● WRITTEN INSTRUCTION
Please print all of the material below, word for word.
#### STORED ROWS
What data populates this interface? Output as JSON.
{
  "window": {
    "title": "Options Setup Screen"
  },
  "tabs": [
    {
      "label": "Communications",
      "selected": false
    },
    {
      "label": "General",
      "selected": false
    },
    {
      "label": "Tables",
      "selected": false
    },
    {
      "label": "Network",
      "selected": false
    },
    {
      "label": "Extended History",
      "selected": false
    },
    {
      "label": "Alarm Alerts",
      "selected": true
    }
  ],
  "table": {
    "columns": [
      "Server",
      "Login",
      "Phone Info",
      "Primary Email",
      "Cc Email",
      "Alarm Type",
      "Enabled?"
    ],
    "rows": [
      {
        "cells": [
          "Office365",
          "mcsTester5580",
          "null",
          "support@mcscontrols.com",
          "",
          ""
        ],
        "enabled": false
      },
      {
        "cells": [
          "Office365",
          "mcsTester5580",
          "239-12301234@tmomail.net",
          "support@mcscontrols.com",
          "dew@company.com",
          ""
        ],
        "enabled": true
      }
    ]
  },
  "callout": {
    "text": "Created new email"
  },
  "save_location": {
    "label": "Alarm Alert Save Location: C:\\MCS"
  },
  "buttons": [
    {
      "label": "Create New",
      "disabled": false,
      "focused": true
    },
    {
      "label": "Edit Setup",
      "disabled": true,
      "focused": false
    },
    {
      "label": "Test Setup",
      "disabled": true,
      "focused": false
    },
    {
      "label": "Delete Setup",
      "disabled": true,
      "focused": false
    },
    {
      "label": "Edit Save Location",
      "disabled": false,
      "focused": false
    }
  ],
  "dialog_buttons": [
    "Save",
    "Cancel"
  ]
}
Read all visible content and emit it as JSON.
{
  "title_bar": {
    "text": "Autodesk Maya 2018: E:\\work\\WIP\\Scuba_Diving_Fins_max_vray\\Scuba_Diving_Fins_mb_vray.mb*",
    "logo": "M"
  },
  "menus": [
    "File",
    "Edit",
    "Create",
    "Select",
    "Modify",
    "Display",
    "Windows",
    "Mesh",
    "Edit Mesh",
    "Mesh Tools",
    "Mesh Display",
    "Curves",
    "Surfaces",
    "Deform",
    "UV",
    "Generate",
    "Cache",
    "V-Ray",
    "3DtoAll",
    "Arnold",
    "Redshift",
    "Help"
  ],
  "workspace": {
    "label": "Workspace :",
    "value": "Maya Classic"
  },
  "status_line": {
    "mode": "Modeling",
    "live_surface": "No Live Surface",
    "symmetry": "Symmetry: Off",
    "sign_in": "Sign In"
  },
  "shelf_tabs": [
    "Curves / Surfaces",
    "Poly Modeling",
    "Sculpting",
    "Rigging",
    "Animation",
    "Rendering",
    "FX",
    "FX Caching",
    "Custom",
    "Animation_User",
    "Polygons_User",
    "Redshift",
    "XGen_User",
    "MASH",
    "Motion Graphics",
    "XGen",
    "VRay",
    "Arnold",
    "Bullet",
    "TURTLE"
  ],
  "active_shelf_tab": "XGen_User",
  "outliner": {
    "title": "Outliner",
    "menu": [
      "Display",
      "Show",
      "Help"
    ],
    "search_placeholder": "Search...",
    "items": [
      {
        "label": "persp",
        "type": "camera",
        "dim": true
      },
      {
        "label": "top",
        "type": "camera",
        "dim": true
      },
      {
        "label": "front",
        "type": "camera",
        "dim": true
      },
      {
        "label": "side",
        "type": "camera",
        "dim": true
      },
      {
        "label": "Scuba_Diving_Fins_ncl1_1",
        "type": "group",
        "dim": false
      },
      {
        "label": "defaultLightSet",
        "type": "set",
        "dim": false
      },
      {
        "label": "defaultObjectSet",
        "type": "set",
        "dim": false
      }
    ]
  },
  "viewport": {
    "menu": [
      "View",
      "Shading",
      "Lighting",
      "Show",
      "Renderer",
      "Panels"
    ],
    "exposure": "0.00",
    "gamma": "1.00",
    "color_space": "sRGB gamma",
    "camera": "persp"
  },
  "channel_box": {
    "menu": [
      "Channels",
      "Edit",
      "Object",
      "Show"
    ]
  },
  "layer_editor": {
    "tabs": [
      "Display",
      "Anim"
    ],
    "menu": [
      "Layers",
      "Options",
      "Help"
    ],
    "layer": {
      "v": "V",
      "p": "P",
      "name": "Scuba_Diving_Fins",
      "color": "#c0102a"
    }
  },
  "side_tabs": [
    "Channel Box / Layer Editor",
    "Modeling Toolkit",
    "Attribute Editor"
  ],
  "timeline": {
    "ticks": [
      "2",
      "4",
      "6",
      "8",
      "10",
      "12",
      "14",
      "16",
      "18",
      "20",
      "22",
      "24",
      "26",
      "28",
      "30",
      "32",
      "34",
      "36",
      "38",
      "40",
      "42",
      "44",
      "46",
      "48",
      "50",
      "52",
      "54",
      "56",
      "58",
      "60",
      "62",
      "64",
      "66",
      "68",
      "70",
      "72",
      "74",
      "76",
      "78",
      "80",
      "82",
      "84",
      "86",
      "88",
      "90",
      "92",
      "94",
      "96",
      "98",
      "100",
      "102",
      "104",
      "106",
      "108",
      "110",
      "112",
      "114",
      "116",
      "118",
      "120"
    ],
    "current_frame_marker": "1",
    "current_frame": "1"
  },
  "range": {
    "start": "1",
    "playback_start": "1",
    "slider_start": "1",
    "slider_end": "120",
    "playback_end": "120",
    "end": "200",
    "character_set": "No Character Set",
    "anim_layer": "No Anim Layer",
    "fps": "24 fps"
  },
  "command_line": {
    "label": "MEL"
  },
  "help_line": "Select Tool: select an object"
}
########
● TASK ANSWER
What data populates this interface? Output as JSON.
{
  "window": {
    "title": "Options Setup Screen"
  },
  "tabs": [
    {
      "label": "Communications",
      "selected": false
    },
    {
      "label": "General",
      "selected": false
    },
    {
      "label": "Tables",
      "selected": false
    },
    {
      "label": "Network",
      "selected": false
    },
    {
      "label": "Extended History",
      "selected": false
    },
    {
      "label": "Alarm Alerts",
      "selected": true
    }
  ],
  "table": {
    "columns": [
      "Server",
      "Login",
      "Phone Info",
      "Primary Email",
      "Cc Email",
      "Alarm Type",
      "Enabled?"
    ],
    "rows": [
      {
        "cells": [
          "Office365",
          "mcsTester5580",
          "null",
          "support@mcscontrols.com",
          "",
          ""
        ],
        "enabled": false
      },
      {
        "cells": [
          "Office365",
          "mcsTester5580",
          "239-12301234@tmomail.net",
          "support@mcscontrols.com",
          "dew@company.com",
          ""
        ],
        "enabled": true
      }
    ]
  },
  "callout": {
    "text": "Created new email"
  },
  "save_location": {
    "label": "Alarm Alert Save Location: C:\\MCS"
  },
  "buttons": [
    {
      "label": "Create New",
      "disabled": false,
      "focused": true
    },
    {
      "label": "Edit Setup",
      "disabled": true,
      "focused": false
    },
    {
      "label": "Test Setup",
      "disabled": true,
      "focused": false
    },
    {
      "label": "Delete Setup",
      "disabled": true,
      "focused": false
    },
    {
      "label": "Edit Save Location",
      "disabled": false,
      "focused": false
    }
  ],
  "dialog_buttons": [
    "Save",
    "Cancel"
  ]
}
Read all visible content and emit it as JSON.
{
  "title_bar": {
    "text": "Autodesk Maya 2018: E:\\work\\WIP\\Scuba_Diving_Fins_max_vray\\Scuba_Diving_Fins_mb_vray.mb*",
    "logo": "M"
  },
  "menus": [
    "File",
    "Edit",
    "Create",
    "Select",
    "Modify",
    "Display",
    "Windows",
    "Mesh",
    "Edit Mesh",
    "Mesh Tools",
    "Mesh Display",
    "Curves",
    "Surfaces",
    "Deform",
    "UV",
    "Generate",
    "Cache",
    "V-Ray",
    "3DtoAll",
    "Arnold",
    "Redshift",
    "Help"
  ],
  "workspace": {
    "label": "Workspace :",
    "value": "Maya Classic"
  },
  "status_line": {
    "mode": "Modeling",
    "live_surface": "No Live Surface",
    "symmetry": "Symmetry: Off",
    "sign_in": "Sign In"
  },
  "shelf_tabs": [
    "Curves / Surfaces",
    "Poly Modeling",
    "Sculpting",
    "Rigging",
    "Animation",
    "Rendering",
    "FX",
    "FX Caching",
    "Custom",
    "Animation_User",
    "Polygons_User",
    "Redshift",
    "XGen_User",
    "MASH",
    "Motion Graphics",
    "XGen",
    "VRay",
    "Arnold",
    "Bullet",
    "TURTLE"
  ],
  "active_shelf_tab": "XGen_User",
  "outliner": {
    "title": "Outliner",
    "menu": [
      "Display",
      "Show",
      "Help"
    ],
    "search_placeholder": "Search...",
    "items": [
      {
        "label": "persp",
        "type": "camera",
        "dim": true
      },
      {
        "label": "top",
        "type": "camera",
        "dim": true
      },
      {
        "label": "front",
        "type": "camera",
        "dim": true
      },
      {
        "label": "side",
        "type": "camera",
        "dim": true
      },
      {
        "label": "Scuba_Diving_Fins_ncl1_1",
        "type": "group",
        "dim": false
      },
      {
        "label": "defaultLightSet",
        "type": "set",
        "dim": false
      },
      {
        "label": "defaultObjectSet",
        "type": "set",
        "dim": false
      }
    ]
  },
  "viewport": {
    "menu": [
      "View",
      "Shading",
      "Lighting",
      "Show",
      "Renderer",
      "Panels"
    ],
    "exposure": "0.00",
    "gamma": "1.00",
    "color_space": "sRGB gamma",
    "camera": "persp"
  },
  "channel_box": {
    "menu": [
      "Channels",
      "Edit",
      "Object",
      "Show"
    ]
  },
  "layer_editor": {
    "tabs": [
      "Display",
      "Anim"
    ],
    "menu": [
      "Layers",
      "Options",
      "Help"
    ],
    "layer": {
      "v": "V",
      "p": "P",
      "name": "Scuba_Diving_Fins",
      "color": "#c0102a"
    }
  },
  "side_tabs": [
    "Channel Box / Layer Editor",
    "Modeling Toolkit",
    "Attribute Editor"
  ],
  "timeline": {
    "ticks": [
      "2",
      "4",
      "6",
      "8",
      "10",
      "12",
      "14",
      "16",
      "18",
      "20",
      "22",
      "24",
      "26",
      "28",
      "30",
      "32",
      "34",
      "36",
      "38",
      "40",
      "42",
      "44",
      "46",
      "48",
      "50",
      "52",
      "54",
      "56",
      "58",
      "60",
      "62",
      "64",
      "66",
      "68",
      "70",
      "72",
      "74",
      "76",
      "78",
      "80",
      "82",
      "84",
      "86",
      "88",
      "90",
      "92",
      "94",
      "96",
      "98",
      "100",
      "102",
      "104",
      "106",
      "108",
      "110",
      "112",
      "114",
      "116",
      "118",
      "120"
    ],
    "current_frame_marker": "1",
    "current_frame": "1"
  },
  "range": {
    "start": "1",
    "playback_start": "1",
    "slider_start": "1",
    "slider_end": "120",
    "playback_end": "120",
    "end": "200",
    "character_set": "No Character Set",
    "anim_layer": "No Anim Layer",
    "fps": "24 fps"
  },
  "command_line": {
    "label": "MEL"
  },
  "help_line": "Select Tool: select an object"
}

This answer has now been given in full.